> [The task]:
Extract all of the entries and give them again, word for word.

> [Available data]:

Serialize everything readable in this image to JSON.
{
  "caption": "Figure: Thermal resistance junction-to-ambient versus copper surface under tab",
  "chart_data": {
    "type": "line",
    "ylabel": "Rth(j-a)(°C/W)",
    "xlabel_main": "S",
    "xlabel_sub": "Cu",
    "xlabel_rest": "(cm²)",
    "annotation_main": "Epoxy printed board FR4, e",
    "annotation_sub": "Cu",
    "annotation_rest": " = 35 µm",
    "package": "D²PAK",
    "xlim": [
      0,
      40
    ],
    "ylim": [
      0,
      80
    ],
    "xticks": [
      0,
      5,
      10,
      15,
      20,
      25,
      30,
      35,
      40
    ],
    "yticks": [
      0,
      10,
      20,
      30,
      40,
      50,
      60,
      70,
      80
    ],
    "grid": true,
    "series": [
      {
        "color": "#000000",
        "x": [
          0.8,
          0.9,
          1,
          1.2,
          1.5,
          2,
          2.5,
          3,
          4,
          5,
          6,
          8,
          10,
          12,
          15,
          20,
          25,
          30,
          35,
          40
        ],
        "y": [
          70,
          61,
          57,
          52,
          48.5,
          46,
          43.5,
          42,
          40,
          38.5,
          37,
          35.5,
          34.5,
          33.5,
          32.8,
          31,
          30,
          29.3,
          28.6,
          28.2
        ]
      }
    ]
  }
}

> [Task response]:
Serialize everything readable in this image to JSON.
{
  "caption": "Figure: Thermal resistance junction-to-ambient versus copper surface under tab",
  "chart_data": {
    "type": "line",
    "ylabel": "Rth(j-a)(°C/W)",
    "xlabel_main": "S",
    "xlabel_sub": "Cu",
    "xlabel_rest": "(cm²)",
    "annotation_main": "Epoxy printed board FR4, e",
    "annotation_sub": "Cu",
    "annotation_rest": " = 35 µm",
    "package": "D²PAK",
    "xlim": [
      0,
      40
    ],
    "ylim": [
      0,
      80
    ],
    "xticks": [
      0,
      5,
      10,
      15,
      20,
      25,
      30,
      35,
      40
    ],
    "yticks": [
      0,
      10,
      20,
      30,
      40,
      50,
      60,
      70,
      80
    ],
    "grid": true,
    "series": [
      {
        "color": "#000000",
        "x": [
          0.8,
          0.9,
          1,
          1.2,
          1.5,
          2,
          2.5,
          3,
          4,
          5,
          6,
          8,
          10,
          12,
          15,
          20,
          25,
          30,
          35,
          40
        ],
        "y": [
          70,
          61,
          57,
          52,
          48.5,
          46,
          43.5,
          42,
          40,
          38.5,
          37,
          35.5,
          34.5,
          33.5,
          32.8,
          31,
          30,
          29.3,
          28.6,
          28.2
        ]
      }
    ]
  }
}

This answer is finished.